▶ REQUIREMENT
Report, as a bare number, how many lines hold "CEST".

(Collected data)

— Begin —

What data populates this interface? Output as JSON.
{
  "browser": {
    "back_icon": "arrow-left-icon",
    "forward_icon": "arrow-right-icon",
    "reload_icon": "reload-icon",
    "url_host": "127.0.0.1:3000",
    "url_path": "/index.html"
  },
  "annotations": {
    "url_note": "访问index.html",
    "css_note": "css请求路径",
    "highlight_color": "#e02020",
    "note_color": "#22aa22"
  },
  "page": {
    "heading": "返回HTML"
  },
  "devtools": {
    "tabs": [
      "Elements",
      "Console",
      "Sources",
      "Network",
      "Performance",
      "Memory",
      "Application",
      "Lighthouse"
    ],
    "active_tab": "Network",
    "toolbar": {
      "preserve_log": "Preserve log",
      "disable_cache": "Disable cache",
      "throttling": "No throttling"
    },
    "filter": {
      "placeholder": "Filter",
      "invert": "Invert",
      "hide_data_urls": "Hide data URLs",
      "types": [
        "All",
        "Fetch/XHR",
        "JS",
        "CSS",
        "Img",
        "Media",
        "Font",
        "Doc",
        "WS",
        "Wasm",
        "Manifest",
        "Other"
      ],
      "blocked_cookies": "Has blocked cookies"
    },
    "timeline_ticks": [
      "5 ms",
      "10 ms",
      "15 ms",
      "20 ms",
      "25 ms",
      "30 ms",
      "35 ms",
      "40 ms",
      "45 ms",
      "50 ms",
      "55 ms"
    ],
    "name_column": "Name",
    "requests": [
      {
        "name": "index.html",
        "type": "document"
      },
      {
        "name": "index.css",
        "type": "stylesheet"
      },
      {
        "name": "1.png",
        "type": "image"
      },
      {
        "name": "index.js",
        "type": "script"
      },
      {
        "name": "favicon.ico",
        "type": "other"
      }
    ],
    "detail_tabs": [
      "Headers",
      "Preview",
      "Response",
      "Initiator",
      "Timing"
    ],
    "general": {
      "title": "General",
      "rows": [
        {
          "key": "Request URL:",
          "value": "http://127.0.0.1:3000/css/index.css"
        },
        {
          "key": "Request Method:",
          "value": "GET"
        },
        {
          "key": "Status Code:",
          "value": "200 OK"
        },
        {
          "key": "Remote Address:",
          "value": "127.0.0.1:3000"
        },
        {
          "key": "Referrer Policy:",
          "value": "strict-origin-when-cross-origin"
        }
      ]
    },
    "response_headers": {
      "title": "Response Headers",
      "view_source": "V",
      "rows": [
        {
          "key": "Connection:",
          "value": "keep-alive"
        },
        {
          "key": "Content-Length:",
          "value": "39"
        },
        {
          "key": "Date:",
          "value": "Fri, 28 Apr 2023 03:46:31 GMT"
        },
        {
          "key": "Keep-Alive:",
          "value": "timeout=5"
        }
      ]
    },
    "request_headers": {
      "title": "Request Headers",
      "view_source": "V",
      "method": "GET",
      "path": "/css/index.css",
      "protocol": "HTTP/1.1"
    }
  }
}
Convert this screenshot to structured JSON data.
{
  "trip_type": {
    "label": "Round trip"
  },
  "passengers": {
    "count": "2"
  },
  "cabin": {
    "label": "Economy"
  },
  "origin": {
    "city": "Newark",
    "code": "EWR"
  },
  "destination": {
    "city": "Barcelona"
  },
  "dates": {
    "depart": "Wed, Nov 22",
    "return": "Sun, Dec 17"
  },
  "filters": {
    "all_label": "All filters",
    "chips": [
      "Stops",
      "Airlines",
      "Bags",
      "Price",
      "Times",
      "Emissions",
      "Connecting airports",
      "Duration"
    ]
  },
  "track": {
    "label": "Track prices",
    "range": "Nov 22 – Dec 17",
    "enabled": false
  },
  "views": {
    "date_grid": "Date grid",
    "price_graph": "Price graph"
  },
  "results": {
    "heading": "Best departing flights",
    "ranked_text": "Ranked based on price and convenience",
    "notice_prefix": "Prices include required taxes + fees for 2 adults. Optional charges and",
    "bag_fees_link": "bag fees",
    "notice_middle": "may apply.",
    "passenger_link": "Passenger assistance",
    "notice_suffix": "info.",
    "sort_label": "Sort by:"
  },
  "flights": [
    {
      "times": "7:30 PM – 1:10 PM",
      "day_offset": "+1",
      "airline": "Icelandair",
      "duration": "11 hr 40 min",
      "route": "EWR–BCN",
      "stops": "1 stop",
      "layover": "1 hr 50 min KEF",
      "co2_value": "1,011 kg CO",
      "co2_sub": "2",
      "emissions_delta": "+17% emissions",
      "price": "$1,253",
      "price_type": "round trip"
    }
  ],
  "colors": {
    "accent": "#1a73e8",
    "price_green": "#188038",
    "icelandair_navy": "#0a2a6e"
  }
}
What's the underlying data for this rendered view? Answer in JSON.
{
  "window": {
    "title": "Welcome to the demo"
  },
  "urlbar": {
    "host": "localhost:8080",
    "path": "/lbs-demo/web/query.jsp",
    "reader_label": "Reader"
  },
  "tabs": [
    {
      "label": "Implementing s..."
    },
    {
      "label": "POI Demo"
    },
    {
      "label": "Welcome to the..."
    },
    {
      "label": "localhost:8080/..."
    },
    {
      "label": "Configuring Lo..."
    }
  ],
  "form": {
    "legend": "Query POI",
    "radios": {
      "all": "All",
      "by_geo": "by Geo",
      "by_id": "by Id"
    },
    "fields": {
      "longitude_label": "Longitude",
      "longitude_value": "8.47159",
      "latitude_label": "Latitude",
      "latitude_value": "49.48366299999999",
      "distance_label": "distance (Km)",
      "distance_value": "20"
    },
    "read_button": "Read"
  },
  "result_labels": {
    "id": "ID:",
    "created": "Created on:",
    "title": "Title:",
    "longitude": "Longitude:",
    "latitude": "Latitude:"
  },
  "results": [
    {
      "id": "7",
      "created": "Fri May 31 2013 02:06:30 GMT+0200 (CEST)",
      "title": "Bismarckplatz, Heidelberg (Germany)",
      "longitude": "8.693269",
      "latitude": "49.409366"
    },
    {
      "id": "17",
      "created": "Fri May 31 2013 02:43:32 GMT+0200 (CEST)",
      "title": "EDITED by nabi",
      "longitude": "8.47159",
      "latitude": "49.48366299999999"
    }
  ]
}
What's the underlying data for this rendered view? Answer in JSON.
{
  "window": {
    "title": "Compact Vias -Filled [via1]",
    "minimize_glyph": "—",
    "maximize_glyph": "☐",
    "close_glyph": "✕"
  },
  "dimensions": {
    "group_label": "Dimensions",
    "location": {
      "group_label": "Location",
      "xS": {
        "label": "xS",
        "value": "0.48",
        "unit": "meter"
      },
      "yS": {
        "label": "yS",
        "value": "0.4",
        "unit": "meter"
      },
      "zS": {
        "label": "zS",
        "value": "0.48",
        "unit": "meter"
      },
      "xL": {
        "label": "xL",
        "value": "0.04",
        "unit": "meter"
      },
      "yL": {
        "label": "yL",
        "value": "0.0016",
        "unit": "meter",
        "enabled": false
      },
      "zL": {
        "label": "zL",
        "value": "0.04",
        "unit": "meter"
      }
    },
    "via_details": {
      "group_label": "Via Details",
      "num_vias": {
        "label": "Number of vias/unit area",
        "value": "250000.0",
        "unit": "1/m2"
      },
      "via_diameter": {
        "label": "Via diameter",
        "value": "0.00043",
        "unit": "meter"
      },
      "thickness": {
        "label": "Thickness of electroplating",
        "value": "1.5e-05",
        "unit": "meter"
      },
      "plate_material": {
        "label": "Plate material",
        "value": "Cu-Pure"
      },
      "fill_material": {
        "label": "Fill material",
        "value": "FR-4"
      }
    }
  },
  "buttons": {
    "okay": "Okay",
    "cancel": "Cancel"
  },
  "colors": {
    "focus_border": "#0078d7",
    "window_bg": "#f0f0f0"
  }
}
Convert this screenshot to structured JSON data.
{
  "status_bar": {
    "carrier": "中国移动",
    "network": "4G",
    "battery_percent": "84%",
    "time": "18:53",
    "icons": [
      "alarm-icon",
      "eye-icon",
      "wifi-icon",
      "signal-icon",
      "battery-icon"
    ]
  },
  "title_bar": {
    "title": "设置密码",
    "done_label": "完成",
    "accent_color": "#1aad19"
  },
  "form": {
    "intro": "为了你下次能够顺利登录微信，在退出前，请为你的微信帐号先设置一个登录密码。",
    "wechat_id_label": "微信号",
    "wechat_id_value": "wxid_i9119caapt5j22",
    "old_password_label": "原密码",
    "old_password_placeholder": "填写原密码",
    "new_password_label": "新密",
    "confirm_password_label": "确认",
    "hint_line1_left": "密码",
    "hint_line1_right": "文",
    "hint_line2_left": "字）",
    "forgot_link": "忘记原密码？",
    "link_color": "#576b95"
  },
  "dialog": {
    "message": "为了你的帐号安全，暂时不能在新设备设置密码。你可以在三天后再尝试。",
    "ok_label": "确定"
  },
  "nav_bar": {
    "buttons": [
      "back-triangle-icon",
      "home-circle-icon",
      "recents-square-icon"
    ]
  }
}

— End —

▶ COMPLETE ANSWER
2